> [INSTRUCTION]:
From the listing below, pull out the lines that hold "JSON".

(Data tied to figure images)
◆ ◆ ◆ ◆ ◆ ◆ ◆
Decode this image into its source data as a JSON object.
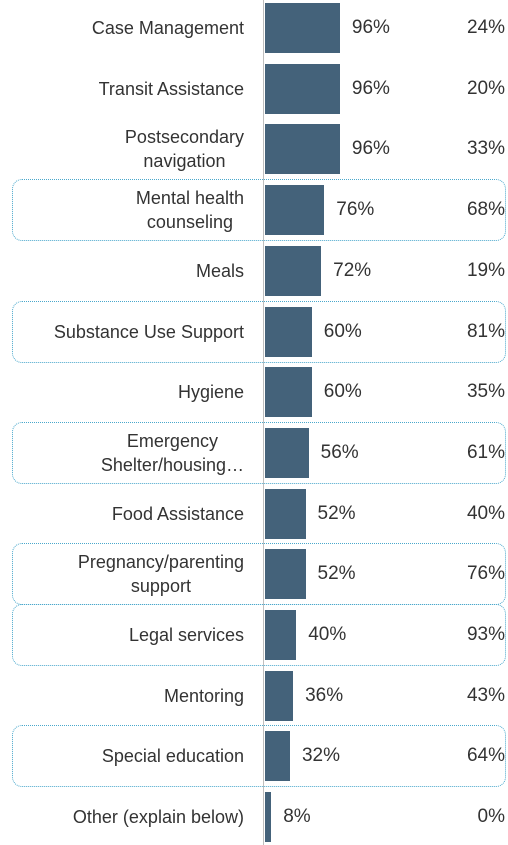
{
  "chart_data": {
    "type": "bar",
    "orientation": "horizontal",
    "categories": [
      "Case Management",
      "Transit Assistance",
      "Postsecondary\nnavigation",
      "Mental health\ncounseling",
      "Meals",
      "Substance Use Support",
      "Hygiene",
      "Emergency\nShelter/housing…",
      "Food Assistance",
      "Pregnancy/parenting\nsupport",
      "Legal services",
      "Mentoring",
      "Special education",
      "Other (explain below)"
    ],
    "values": [
      96,
      96,
      96,
      76,
      72,
      60,
      60,
      56,
      52,
      52,
      40,
      36,
      32,
      8
    ],
    "value_labels": [
      "96%",
      "96%",
      "96%",
      "76%",
      "72%",
      "60%",
      "60%",
      "56%",
      "52%",
      "52%",
      "40%",
      "36%",
      "32%",
      "8%"
    ],
    "comparison_values": [
      24,
      20,
      33,
      68,
      19,
      81,
      35,
      61,
      40,
      76,
      93,
      43,
      64,
      0
    ],
    "comparison_labels": [
      "24%",
      "20%",
      "33%",
      "68%",
      "19%",
      "81%",
      "35%",
      "61%",
      "40%",
      "76%",
      "93%",
      "43%",
      "64%",
      "0%"
    ],
    "highlighted": [
      3,
      5,
      7,
      9,
      10,
      12
    ],
    "color": "#44627a",
    "highlight_color": "#4aa8cc",
    "xlim": [
      0,
      100
    ]
  }
}
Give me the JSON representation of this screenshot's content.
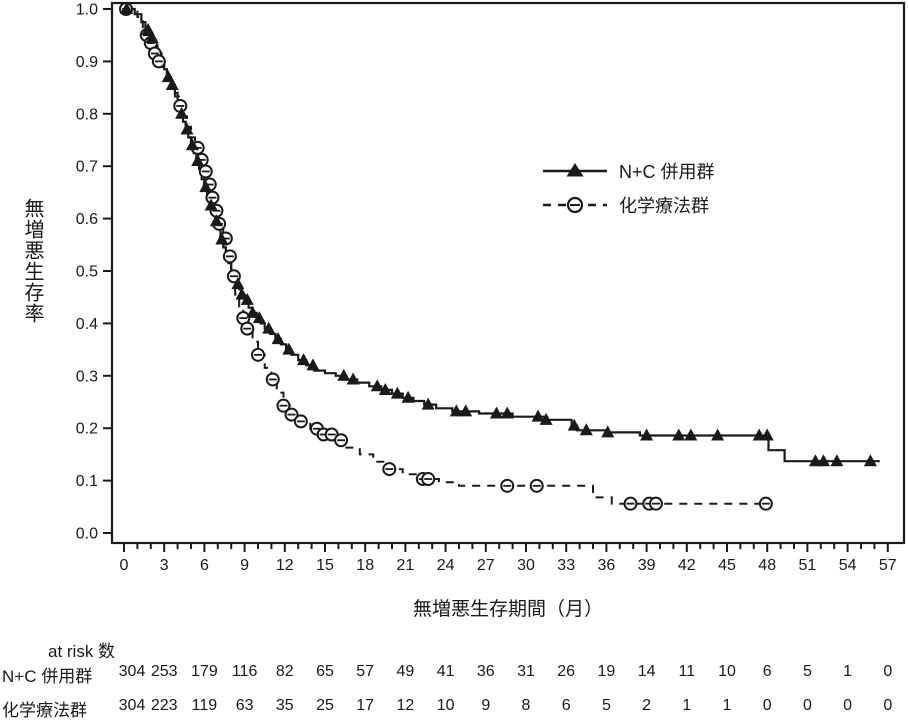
{
  "figure": {
    "background": "#ffffff",
    "ink_color": "#1a1a1a"
  },
  "chart_data": {
    "type": "line",
    "subtype": "kaplan-meier-step-curves",
    "title": "",
    "xlabel": "無増悪生存期間（月）",
    "ylabel": "無増悪生存率",
    "xlim": [
      0,
      57
    ],
    "ylim": [
      0.0,
      1.0
    ],
    "x_major_ticks": [
      0,
      3,
      6,
      9,
      12,
      15,
      18,
      21,
      24,
      27,
      30,
      33,
      36,
      39,
      42,
      45,
      48,
      51,
      54,
      57
    ],
    "x_minor_tick_interval": 1,
    "y_ticks": [
      0.0,
      0.1,
      0.2,
      0.3,
      0.4,
      0.5,
      0.6,
      0.7,
      0.8,
      0.9,
      1.0
    ],
    "grid": false,
    "legend_position": "inside-upper-right",
    "series": [
      {
        "name": "N+C 併用群",
        "line_style": "solid",
        "marker": "filled-triangle",
        "steps": [
          [
            0,
            1.0
          ],
          [
            0.8,
            0.99
          ],
          [
            1.3,
            0.975
          ],
          [
            1.6,
            0.96
          ],
          [
            1.9,
            0.945
          ],
          [
            2.2,
            0.93
          ],
          [
            2.5,
            0.915
          ],
          [
            2.8,
            0.9
          ],
          [
            3.0,
            0.885
          ],
          [
            3.2,
            0.87
          ],
          [
            3.5,
            0.855
          ],
          [
            3.8,
            0.84
          ],
          [
            4.0,
            0.82
          ],
          [
            4.2,
            0.8
          ],
          [
            4.4,
            0.785
          ],
          [
            4.6,
            0.77
          ],
          [
            4.8,
            0.755
          ],
          [
            5.0,
            0.74
          ],
          [
            5.2,
            0.725
          ],
          [
            5.4,
            0.71
          ],
          [
            5.6,
            0.695
          ],
          [
            5.8,
            0.675
          ],
          [
            6.0,
            0.66
          ],
          [
            6.2,
            0.64
          ],
          [
            6.4,
            0.625
          ],
          [
            6.6,
            0.61
          ],
          [
            6.8,
            0.595
          ],
          [
            7.0,
            0.58
          ],
          [
            7.2,
            0.56
          ],
          [
            7.4,
            0.545
          ],
          [
            7.6,
            0.53
          ],
          [
            7.8,
            0.515
          ],
          [
            8.0,
            0.5
          ],
          [
            8.2,
            0.49
          ],
          [
            8.4,
            0.475
          ],
          [
            8.6,
            0.465
          ],
          [
            8.8,
            0.455
          ],
          [
            9.0,
            0.445
          ],
          [
            9.3,
            0.43
          ],
          [
            9.6,
            0.42
          ],
          [
            9.9,
            0.41
          ],
          [
            10.2,
            0.4
          ],
          [
            10.5,
            0.39
          ],
          [
            10.9,
            0.38
          ],
          [
            11.3,
            0.37
          ],
          [
            11.7,
            0.36
          ],
          [
            12.1,
            0.35
          ],
          [
            12.5,
            0.34
          ],
          [
            13.0,
            0.33
          ],
          [
            13.6,
            0.32
          ],
          [
            14.2,
            0.31
          ],
          [
            15.0,
            0.305
          ],
          [
            15.8,
            0.3
          ],
          [
            16.6,
            0.293
          ],
          [
            17.4,
            0.287
          ],
          [
            18.3,
            0.28
          ],
          [
            19.2,
            0.273
          ],
          [
            20.0,
            0.266
          ],
          [
            20.8,
            0.258
          ],
          [
            21.6,
            0.252
          ],
          [
            22.4,
            0.245
          ],
          [
            23.3,
            0.238
          ],
          [
            24.5,
            0.232
          ],
          [
            26.5,
            0.228
          ],
          [
            29.0,
            0.222
          ],
          [
            31.5,
            0.216
          ],
          [
            33.4,
            0.205
          ],
          [
            33.8,
            0.196
          ],
          [
            36.0,
            0.192
          ],
          [
            38.5,
            0.186
          ],
          [
            48.1,
            0.158
          ],
          [
            49.3,
            0.137
          ],
          [
            56.4,
            0.137
          ]
        ],
        "censor_marker_months": [
          0.2,
          1.8,
          2.1,
          3.3,
          3.6,
          4.3,
          4.7,
          5.1,
          5.5,
          6.1,
          6.5,
          6.9,
          7.3,
          8.5,
          8.8,
          9.2,
          9.6,
          10.1,
          10.8,
          11.5,
          12.3,
          13.4,
          14.1,
          16.4,
          17.1,
          18.9,
          19.5,
          20.4,
          21.2,
          22.7,
          24.8,
          25.5,
          27.8,
          28.6,
          30.9,
          31.5,
          33.6,
          34.5,
          36.1,
          39.0,
          41.4,
          42.3,
          44.3,
          47.4,
          48.0,
          51.6,
          52.2,
          53.2,
          55.7
        ]
      },
      {
        "name": "化学療法群",
        "line_style": "dashed",
        "marker": "open-circle",
        "steps": [
          [
            0,
            1.0
          ],
          [
            1.0,
            0.985
          ],
          [
            1.4,
            0.965
          ],
          [
            1.7,
            0.95
          ],
          [
            2.0,
            0.935
          ],
          [
            2.3,
            0.915
          ],
          [
            2.6,
            0.9
          ],
          [
            2.9,
            0.885
          ],
          [
            3.2,
            0.868
          ],
          [
            3.5,
            0.85
          ],
          [
            3.8,
            0.833
          ],
          [
            4.1,
            0.815
          ],
          [
            4.4,
            0.795
          ],
          [
            4.7,
            0.775
          ],
          [
            5.0,
            0.755
          ],
          [
            5.3,
            0.735
          ],
          [
            5.6,
            0.712
          ],
          [
            5.9,
            0.69
          ],
          [
            6.2,
            0.665
          ],
          [
            6.5,
            0.64
          ],
          [
            6.8,
            0.615
          ],
          [
            7.1,
            0.59
          ],
          [
            7.4,
            0.562
          ],
          [
            7.7,
            0.528
          ],
          [
            8.0,
            0.49
          ],
          [
            8.3,
            0.455
          ],
          [
            8.6,
            0.432
          ],
          [
            8.9,
            0.41
          ],
          [
            9.2,
            0.39
          ],
          [
            9.6,
            0.365
          ],
          [
            10.0,
            0.34
          ],
          [
            10.5,
            0.315
          ],
          [
            11.0,
            0.293
          ],
          [
            11.4,
            0.268
          ],
          [
            11.9,
            0.243
          ],
          [
            12.4,
            0.226
          ],
          [
            13.1,
            0.213
          ],
          [
            13.9,
            0.199
          ],
          [
            14.8,
            0.188
          ],
          [
            15.7,
            0.177
          ],
          [
            16.6,
            0.163
          ],
          [
            17.6,
            0.15
          ],
          [
            18.6,
            0.136
          ],
          [
            19.6,
            0.122
          ],
          [
            20.8,
            0.112
          ],
          [
            22.0,
            0.103
          ],
          [
            23.5,
            0.097
          ],
          [
            25.0,
            0.09
          ],
          [
            35.0,
            0.068
          ],
          [
            36.4,
            0.056
          ],
          [
            48.0,
            0.056
          ]
        ],
        "censor_marker_months": [
          0.15,
          1.7,
          2.0,
          2.3,
          2.6,
          4.2,
          5.5,
          5.8,
          6.1,
          6.4,
          6.6,
          6.9,
          7.1,
          7.6,
          7.9,
          8.2,
          8.9,
          9.2,
          10.0,
          11.1,
          11.9,
          12.5,
          13.2,
          14.4,
          14.9,
          15.5,
          16.2,
          19.8,
          22.3,
          22.7,
          28.6,
          30.8,
          37.8,
          39.2,
          39.7,
          47.9
        ]
      }
    ]
  },
  "at_risk": {
    "header": "at risk 数",
    "months": [
      0,
      3,
      6,
      9,
      12,
      15,
      18,
      21,
      24,
      27,
      30,
      33,
      36,
      39,
      42,
      45,
      48,
      51,
      54,
      57
    ],
    "rows": [
      {
        "label": "N+C 併用群",
        "values": [
          304,
          253,
          179,
          116,
          82,
          65,
          57,
          49,
          41,
          36,
          31,
          26,
          19,
          14,
          11,
          10,
          6,
          5,
          1,
          0
        ]
      },
      {
        "label": "化学療法群",
        "values": [
          304,
          223,
          119,
          63,
          35,
          25,
          17,
          12,
          10,
          9,
          8,
          6,
          5,
          2,
          1,
          1,
          0,
          0,
          0,
          0
        ]
      }
    ]
  }
}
◆ ◆ ◆ ◆ ◆ ◆ ◆
> [RESPONSE BELOW]:
Decode this image into its source data as a JSON object.
Give me the JSON representation of this screenshot's content.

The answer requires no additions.